— Begin —

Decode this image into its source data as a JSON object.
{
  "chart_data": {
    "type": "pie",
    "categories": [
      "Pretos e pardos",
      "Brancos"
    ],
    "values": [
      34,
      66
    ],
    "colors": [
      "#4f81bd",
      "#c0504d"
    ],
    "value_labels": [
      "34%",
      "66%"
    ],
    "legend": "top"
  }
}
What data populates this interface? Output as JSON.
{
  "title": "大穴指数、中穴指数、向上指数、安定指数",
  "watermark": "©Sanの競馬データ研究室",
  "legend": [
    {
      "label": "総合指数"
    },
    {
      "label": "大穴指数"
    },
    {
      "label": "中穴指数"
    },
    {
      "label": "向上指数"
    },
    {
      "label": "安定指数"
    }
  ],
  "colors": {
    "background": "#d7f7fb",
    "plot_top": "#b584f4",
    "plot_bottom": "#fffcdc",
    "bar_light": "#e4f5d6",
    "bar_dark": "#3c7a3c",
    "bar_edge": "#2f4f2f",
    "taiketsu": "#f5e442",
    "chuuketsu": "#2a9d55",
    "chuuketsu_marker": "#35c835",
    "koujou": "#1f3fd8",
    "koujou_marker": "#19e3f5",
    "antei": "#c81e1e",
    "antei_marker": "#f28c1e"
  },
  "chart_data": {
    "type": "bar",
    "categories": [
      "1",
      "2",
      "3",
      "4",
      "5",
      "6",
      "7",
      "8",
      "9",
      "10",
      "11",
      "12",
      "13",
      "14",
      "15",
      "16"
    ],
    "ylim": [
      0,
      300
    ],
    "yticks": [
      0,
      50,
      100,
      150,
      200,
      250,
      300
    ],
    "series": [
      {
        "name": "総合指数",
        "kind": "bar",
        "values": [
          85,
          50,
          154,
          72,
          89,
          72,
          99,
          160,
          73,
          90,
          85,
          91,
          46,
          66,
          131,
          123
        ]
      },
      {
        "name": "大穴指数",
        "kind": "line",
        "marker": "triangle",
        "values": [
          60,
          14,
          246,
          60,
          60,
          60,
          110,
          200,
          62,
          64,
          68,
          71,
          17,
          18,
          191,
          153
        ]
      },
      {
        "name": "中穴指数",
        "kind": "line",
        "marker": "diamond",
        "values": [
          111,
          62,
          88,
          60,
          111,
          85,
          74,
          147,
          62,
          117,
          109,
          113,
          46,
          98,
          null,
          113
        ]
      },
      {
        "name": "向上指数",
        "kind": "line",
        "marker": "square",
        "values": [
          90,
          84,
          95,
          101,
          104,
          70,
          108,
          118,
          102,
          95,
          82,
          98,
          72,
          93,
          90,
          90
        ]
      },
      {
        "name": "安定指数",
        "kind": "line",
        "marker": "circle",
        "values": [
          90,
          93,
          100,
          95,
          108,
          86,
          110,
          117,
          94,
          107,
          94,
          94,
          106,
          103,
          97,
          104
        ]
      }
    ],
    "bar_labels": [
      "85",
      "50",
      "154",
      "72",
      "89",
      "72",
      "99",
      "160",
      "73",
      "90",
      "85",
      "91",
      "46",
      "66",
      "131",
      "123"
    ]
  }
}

— End —

(INSTRUCTION)
The records above are to be repeated exactly, in their entirety.

(SOLUTION)
Decode this image into its source data as a JSON object.
{
  "chart_data": {
    "type": "pie",
    "categories": [
      "Pretos e pardos",
      "Brancos"
    ],
    "values": [
      34,
      66
    ],
    "colors": [
      "#4f81bd",
      "#c0504d"
    ],
    "value_labels": [
      "34%",
      "66%"
    ],
    "legend": "top"
  }
}
What data populates this interface? Output as JSON.
{
  "title": "大穴指数、中穴指数、向上指数、安定指数",
  "watermark": "©Sanの競馬データ研究室",
  "legend": [
    {
      "label": "総合指数"
    },
    {
      "label": "大穴指数"
    },
    {
      "label": "中穴指数"
    },
    {
      "label": "向上指数"
    },
    {
      "label": "安定指数"
    }
  ],
  "colors": {
    "background": "#d7f7fb",
    "plot_top": "#b584f4",
    "plot_bottom": "#fffcdc",
    "bar_light": "#e4f5d6",
    "bar_dark": "#3c7a3c",
    "bar_edge": "#2f4f2f",
    "taiketsu": "#f5e442",
    "chuuketsu": "#2a9d55",
    "chuuketsu_marker": "#35c835",
    "koujou": "#1f3fd8",
    "koujou_marker": "#19e3f5",
    "antei": "#c81e1e",
    "antei_marker": "#f28c1e"
  },
  "chart_data": {
    "type": "bar",
    "categories": [
      "1",
      "2",
      "3",
      "4",
      "5",
      "6",
      "7",
      "8",
      "9",
      "10",
      "11",
      "12",
      "13",
      "14",
      "15",
      "16"
    ],
    "ylim": [
      0,
      300
    ],
    "yticks": [
      0,
      50,
      100,
      150,
      200,
      250,
      300
    ],
    "series": [
      {
        "name": "総合指数",
        "kind": "bar",
        "values": [
          85,
          50,
          154,
          72,
          89,
          72,
          99,
          160,
          73,
          90,
          85,
          91,
          46,
          66,
          131,
          123
        ]
      },
      {
        "name": "大穴指数",
        "kind": "line",
        "marker": "triangle",
        "values": [
          60,
          14,
          246,
          60,
          60,
          60,
          110,
          200,
          62,
          64,
          68,
          71,
          17,
          18,
          191,
          153
        ]
      },
      {
        "name": "中穴指数",
        "kind": "line",
        "marker": "diamond",
        "values": [
          111,
          62,
          88,
          60,
          111,
          85,
          74,
          147,
          62,
          117,
          109,
          113,
          46,
          98,
          null,
          113
        ]
      },
      {
        "name": "向上指数",
        "kind": "line",
        "marker": "square",
        "values": [
          90,
          84,
          95,
          101,
          104,
          70,
          108,
          118,
          102,
          95,
          82,
          98,
          72,
          93,
          90,
          90
        ]
      },
      {
        "name": "安定指数",
        "kind": "line",
        "marker": "circle",
        "values": [
          90,
          93,
          100,
          95,
          108,
          86,
          110,
          117,
          94,
          107,
          94,
          94,
          106,
          103,
          97,
          104
        ]
      }
    ],
    "bar_labels": [
      "85",
      "50",
      "154",
      "72",
      "89",
      "72",
      "99",
      "160",
      "73",
      "90",
      "85",
      "91",
      "46",
      "66",
      "131",
      "123"
    ]
  }
}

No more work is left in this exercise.